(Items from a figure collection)
__________________________________________________

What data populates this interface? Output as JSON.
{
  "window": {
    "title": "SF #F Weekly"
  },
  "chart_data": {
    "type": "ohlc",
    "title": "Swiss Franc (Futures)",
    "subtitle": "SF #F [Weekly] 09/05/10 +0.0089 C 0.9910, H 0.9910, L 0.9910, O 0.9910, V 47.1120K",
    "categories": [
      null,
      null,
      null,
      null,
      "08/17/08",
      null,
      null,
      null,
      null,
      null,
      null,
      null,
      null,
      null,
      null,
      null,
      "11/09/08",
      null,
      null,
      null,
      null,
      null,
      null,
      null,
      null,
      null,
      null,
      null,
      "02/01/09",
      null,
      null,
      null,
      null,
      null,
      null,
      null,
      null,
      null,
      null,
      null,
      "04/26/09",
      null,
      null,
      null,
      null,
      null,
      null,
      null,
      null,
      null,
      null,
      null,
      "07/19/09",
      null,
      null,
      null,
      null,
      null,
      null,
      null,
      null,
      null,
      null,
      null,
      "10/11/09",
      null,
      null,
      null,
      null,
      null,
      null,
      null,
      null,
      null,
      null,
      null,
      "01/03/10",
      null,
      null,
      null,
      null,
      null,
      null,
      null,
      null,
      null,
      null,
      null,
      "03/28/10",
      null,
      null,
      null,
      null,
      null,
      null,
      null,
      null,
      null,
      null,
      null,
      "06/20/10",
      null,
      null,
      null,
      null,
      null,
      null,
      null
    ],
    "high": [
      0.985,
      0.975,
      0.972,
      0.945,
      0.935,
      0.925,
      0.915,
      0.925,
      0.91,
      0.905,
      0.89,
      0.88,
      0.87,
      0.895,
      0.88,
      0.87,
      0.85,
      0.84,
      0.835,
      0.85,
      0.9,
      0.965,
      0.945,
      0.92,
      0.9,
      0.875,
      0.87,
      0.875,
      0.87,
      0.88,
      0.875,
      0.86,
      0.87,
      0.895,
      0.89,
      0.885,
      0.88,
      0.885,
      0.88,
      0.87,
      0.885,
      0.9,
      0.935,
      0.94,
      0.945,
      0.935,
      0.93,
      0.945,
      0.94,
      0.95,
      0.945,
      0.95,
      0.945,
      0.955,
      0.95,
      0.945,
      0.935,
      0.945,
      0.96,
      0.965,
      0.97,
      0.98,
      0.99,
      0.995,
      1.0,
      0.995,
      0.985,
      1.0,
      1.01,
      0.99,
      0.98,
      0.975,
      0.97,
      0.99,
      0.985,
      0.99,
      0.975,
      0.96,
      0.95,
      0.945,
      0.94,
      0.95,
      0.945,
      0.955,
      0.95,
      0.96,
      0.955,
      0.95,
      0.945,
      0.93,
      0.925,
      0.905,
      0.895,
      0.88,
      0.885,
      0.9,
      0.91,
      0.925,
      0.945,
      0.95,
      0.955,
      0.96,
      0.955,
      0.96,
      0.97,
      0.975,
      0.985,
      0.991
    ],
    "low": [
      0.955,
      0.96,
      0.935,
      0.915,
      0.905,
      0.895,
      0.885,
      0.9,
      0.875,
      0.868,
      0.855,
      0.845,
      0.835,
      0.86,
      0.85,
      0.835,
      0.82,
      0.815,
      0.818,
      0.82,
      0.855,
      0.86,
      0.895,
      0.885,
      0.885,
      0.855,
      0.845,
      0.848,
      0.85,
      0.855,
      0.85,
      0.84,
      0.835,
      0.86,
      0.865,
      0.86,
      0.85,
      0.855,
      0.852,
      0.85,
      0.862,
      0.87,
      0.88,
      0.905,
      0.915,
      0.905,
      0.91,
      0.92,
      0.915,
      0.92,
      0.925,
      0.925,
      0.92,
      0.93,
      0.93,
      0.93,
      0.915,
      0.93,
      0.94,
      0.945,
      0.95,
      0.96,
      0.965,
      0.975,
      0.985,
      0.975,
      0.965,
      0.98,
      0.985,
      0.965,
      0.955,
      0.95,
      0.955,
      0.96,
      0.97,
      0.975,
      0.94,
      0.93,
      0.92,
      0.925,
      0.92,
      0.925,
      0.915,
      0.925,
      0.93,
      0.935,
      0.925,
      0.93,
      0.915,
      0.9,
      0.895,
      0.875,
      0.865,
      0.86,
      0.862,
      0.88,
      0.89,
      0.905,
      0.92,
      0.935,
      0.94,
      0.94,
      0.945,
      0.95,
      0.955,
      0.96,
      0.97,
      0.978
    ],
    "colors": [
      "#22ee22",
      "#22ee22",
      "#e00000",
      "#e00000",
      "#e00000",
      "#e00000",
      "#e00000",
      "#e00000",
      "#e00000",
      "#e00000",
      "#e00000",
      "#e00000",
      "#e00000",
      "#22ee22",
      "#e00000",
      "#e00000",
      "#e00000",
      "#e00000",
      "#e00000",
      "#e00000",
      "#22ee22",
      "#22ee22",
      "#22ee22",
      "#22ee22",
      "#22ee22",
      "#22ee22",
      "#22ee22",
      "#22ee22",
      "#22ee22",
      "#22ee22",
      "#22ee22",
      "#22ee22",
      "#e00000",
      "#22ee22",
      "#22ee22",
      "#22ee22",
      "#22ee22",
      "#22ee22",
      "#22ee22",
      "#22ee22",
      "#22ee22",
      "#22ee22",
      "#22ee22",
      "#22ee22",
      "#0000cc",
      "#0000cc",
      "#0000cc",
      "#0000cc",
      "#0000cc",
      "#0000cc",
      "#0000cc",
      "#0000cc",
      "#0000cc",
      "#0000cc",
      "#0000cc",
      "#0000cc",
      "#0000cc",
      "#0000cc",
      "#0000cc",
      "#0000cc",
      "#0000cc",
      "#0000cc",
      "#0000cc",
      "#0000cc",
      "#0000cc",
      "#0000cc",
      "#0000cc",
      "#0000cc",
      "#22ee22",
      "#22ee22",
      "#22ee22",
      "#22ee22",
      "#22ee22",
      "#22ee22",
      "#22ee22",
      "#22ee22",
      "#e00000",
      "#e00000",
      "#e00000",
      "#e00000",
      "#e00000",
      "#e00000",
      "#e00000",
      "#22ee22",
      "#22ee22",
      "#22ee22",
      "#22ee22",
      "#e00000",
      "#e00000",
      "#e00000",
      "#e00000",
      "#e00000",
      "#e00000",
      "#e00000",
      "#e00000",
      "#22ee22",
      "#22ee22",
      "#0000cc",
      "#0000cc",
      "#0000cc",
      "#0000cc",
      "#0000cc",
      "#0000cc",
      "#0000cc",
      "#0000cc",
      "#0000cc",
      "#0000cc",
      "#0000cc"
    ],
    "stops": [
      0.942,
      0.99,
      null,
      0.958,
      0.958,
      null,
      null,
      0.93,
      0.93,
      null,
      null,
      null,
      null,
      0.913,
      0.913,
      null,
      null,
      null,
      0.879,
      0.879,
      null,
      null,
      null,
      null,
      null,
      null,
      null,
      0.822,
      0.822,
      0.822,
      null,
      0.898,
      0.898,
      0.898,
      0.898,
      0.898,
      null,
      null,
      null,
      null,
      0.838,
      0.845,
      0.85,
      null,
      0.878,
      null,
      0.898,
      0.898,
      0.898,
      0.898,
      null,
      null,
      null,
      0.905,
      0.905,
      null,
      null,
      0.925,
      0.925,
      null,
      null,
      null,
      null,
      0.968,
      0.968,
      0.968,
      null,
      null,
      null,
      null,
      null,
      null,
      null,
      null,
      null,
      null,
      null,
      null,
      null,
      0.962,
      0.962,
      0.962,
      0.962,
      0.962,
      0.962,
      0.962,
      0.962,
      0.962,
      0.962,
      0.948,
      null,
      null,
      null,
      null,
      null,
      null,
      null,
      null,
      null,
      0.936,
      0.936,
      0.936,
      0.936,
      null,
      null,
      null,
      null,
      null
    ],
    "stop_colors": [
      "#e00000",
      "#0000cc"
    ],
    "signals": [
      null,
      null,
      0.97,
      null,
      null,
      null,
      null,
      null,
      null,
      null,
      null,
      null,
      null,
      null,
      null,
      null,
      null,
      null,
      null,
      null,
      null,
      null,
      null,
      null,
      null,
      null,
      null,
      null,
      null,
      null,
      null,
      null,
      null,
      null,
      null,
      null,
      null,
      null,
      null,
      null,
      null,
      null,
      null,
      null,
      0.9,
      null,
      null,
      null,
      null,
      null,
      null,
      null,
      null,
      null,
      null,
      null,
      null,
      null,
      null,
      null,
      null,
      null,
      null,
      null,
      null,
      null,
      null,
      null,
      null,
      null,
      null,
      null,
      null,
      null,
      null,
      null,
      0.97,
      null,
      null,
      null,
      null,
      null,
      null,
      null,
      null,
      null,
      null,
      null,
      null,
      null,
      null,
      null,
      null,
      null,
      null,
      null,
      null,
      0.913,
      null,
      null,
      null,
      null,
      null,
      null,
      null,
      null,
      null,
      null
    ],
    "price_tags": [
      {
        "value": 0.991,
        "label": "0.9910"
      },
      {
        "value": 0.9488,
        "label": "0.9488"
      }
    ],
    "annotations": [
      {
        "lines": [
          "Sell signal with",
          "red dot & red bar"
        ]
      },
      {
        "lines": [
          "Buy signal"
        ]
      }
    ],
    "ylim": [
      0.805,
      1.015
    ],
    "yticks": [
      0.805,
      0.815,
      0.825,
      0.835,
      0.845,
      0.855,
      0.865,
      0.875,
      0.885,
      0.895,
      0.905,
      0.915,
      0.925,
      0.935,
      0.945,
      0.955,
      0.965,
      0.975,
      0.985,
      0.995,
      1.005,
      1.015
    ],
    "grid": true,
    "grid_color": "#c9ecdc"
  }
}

__________________________________________________

PROBLEM TO WORK ON: Where a line in the material contains "Weekly", copy that line.

RESULT OF THIS TASK:
    "title": "SF #F Weekly"
    "subtitle": "SF #F [Weekly] 09/05/10 +0.0089 C 0.9910, H 0.9910, L 0.9910, O 0.9910, V 47.1120K",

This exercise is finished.